## TASK TO CARRY OUT
Set the listing down unchanged, minus every embedded image.

## ENTRIES
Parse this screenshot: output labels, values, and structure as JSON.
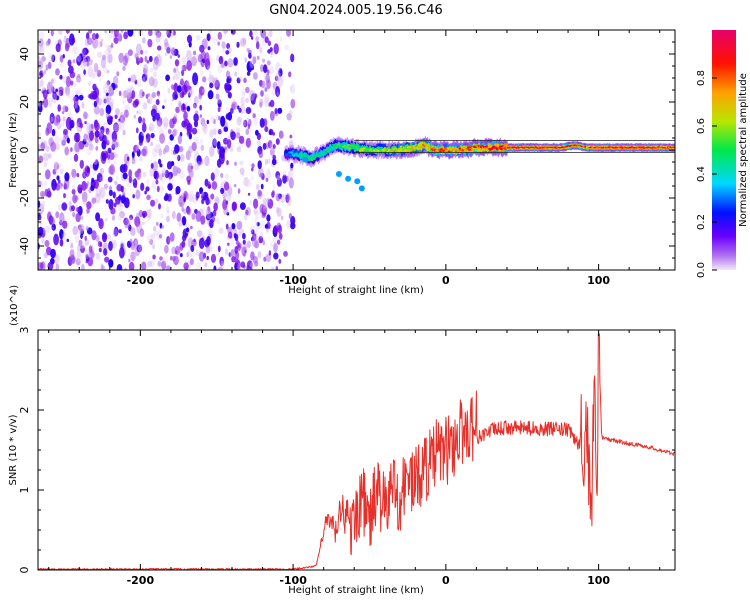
{
  "figure": {
    "title": "GN04.2024.005.19.56.C46"
  },
  "chart_data": [
    {
      "type": "heatmap",
      "name": "spectrogram",
      "xlabel": "Height of straight line (km)",
      "ylabel": "Frequency (Hz)",
      "xlim": [
        -267,
        150
      ],
      "ylim": [
        -50,
        50
      ],
      "xticks": [
        -200,
        -100,
        0,
        100
      ],
      "yticks": [
        -40,
        -20,
        0,
        20,
        40
      ],
      "colorbar": {
        "label": "Normalized spectral amplitude",
        "ticks": [
          0.0,
          0.2,
          0.4,
          0.6,
          0.8
        ],
        "range": [
          0,
          1
        ],
        "colormap": [
          "#e8d8f4",
          "#7a00e6",
          "#0000ff",
          "#00c8ff",
          "#00e050",
          "#c8e600",
          "#ff9a00",
          "#ff0000",
          "#e0005a"
        ]
      },
      "noise_region_x": [
        -267,
        -100
      ],
      "signal_track": {
        "x": [
          -105,
          -95,
          -88,
          -80,
          -72,
          -60,
          -50,
          -40,
          -30,
          -20,
          -14,
          -8,
          0,
          10,
          20,
          40,
          60,
          75,
          85,
          92,
          100,
          120,
          150
        ],
        "freq": [
          -1.5,
          -2,
          -3.5,
          -1,
          2,
          1,
          0,
          0,
          0,
          1,
          2,
          0,
          0,
          0,
          1,
          1,
          1,
          1,
          2,
          1,
          1,
          1,
          1
        ],
        "amplitude": [
          0.3,
          0.45,
          0.55,
          0.45,
          0.5,
          0.55,
          0.6,
          0.6,
          0.7,
          0.7,
          0.75,
          0.8,
          0.8,
          0.8,
          0.85,
          0.9,
          0.9,
          0.9,
          0.85,
          0.8,
          0.9,
          0.9,
          0.9
        ]
      }
    },
    {
      "type": "line",
      "name": "snr",
      "xlabel": "Height of straight line (km)",
      "ylabel": "SNR (10 * v/v)",
      "y_multiplier": "(x10^4)",
      "xlim": [
        -267,
        150
      ],
      "ylim": [
        0,
        3
      ],
      "xticks": [
        -200,
        -100,
        0,
        100
      ],
      "yticks": [
        0,
        1,
        2,
        3
      ],
      "color": "#e8302a",
      "x": [
        -267,
        -100,
        -85,
        -78,
        -72,
        -68,
        -62,
        -55,
        -50,
        -45,
        -40,
        -35,
        -30,
        -25,
        -20,
        -15,
        -10,
        -5,
        0,
        5,
        10,
        20,
        30,
        40,
        60,
        80,
        88,
        92,
        95,
        97,
        99,
        100,
        102,
        110,
        120,
        130,
        150
      ],
      "y": [
        0.01,
        0.01,
        0.05,
        0.6,
        0.4,
        0.7,
        0.35,
        0.75,
        0.4,
        0.85,
        0.55,
        0.9,
        0.7,
        1.0,
        0.9,
        1.1,
        1.15,
        1.3,
        1.3,
        1.4,
        1.55,
        1.65,
        1.75,
        1.78,
        1.77,
        1.75,
        1.55,
        1.8,
        0.8,
        2.0,
        1.3,
        2.9,
        1.65,
        1.62,
        1.58,
        1.55,
        1.45
      ]
    }
  ]
}
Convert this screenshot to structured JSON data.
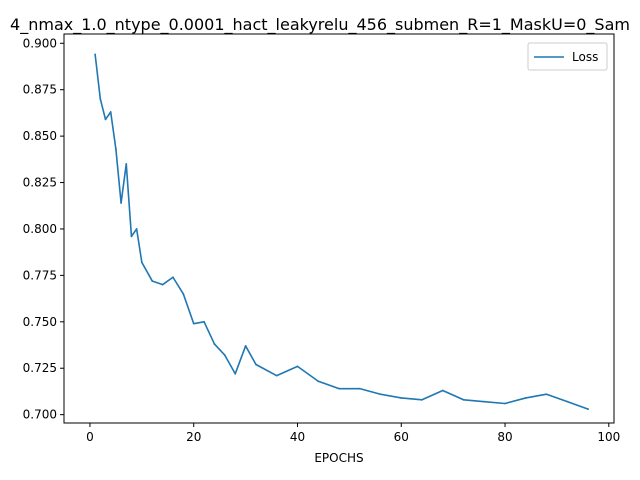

## IN RESPONSE
Parse this screenshot: output labels, values, and structure as JSON.
{
  "figure": {
    "title": "GN04.2024.005.19.56.C46"
  },
  "chart_data": [
    {
      "type": "heatmap",
      "name": "spectrogram",
      "xlabel": "Height of straight line (km)",
      "ylabel": "Frequency (Hz)",
      "xlim": [
        -267,
        150
      ],
      "ylim": [
        -50,
        50
      ],
      "xticks": [
        -200,
        -100,
        0,
        100
      ],
      "yticks": [
        -40,
        -20,
        0,
        20,
        40
      ],
      "colorbar": {
        "label": "Normalized spectral amplitude",
        "ticks": [
          0.0,
          0.2,
          0.4,
          0.6,
          0.8
        ],
        "range": [
          0,
          1
        ],
        "colormap": [
          "#e8d8f4",
          "#7a00e6",
          "#0000ff",
          "#00c8ff",
          "#00e050",
          "#c8e600",
          "#ff9a00",
          "#ff0000",
          "#e0005a"
        ]
      },
      "noise_region_x": [
        -267,
        -100
      ],
      "signal_track": {
        "x": [
          -105,
          -95,
          -88,
          -80,
          -72,
          -60,
          -50,
          -40,
          -30,
          -20,
          -14,
          -8,
          0,
          10,
          20,
          40,
          60,
          75,
          85,
          92,
          100,
          120,
          150
        ],
        "freq": [
          -1.5,
          -2,
          -3.5,
          -1,
          2,
          1,
          0,
          0,
          0,
          1,
          2,
          0,
          0,
          0,
          1,
          1,
          1,
          1,
          2,
          1,
          1,
          1,
          1
        ],
        "amplitude": [
          0.3,
          0.45,
          0.55,
          0.45,
          0.5,
          0.55,
          0.6,
          0.6,
          0.7,
          0.7,
          0.75,
          0.8,
          0.8,
          0.8,
          0.85,
          0.9,
          0.9,
          0.9,
          0.85,
          0.8,
          0.9,
          0.9,
          0.9
        ]
      }
    },
    {
      "type": "line",
      "name": "snr",
      "xlabel": "Height of straight line (km)",
      "ylabel": "SNR (10 * v/v)",
      "y_multiplier": "(x10^4)",
      "xlim": [
        -267,
        150
      ],
      "ylim": [
        0,
        3
      ],
      "xticks": [
        -200,
        -100,
        0,
        100
      ],
      "yticks": [
        0,
        1,
        2,
        3
      ],
      "color": "#e8302a",
      "x": [
        -267,
        -100,
        -85,
        -78,
        -72,
        -68,
        -62,
        -55,
        -50,
        -45,
        -40,
        -35,
        -30,
        -25,
        -20,
        -15,
        -10,
        -5,
        0,
        5,
        10,
        20,
        30,
        40,
        60,
        80,
        88,
        92,
        95,
        97,
        99,
        100,
        102,
        110,
        120,
        130,
        150
      ],
      "y": [
        0.01,
        0.01,
        0.05,
        0.6,
        0.4,
        0.7,
        0.35,
        0.75,
        0.4,
        0.85,
        0.55,
        0.9,
        0.7,
        1.0,
        0.9,
        1.1,
        1.15,
        1.3,
        1.3,
        1.4,
        1.55,
        1.65,
        1.75,
        1.78,
        1.77,
        1.75,
        1.55,
        1.8,
        0.8,
        2.0,
        1.3,
        2.9,
        1.65,
        1.62,
        1.58,
        1.55,
        1.45
      ]
    }
  ]
}
Convert this screenshot to structured JSON data.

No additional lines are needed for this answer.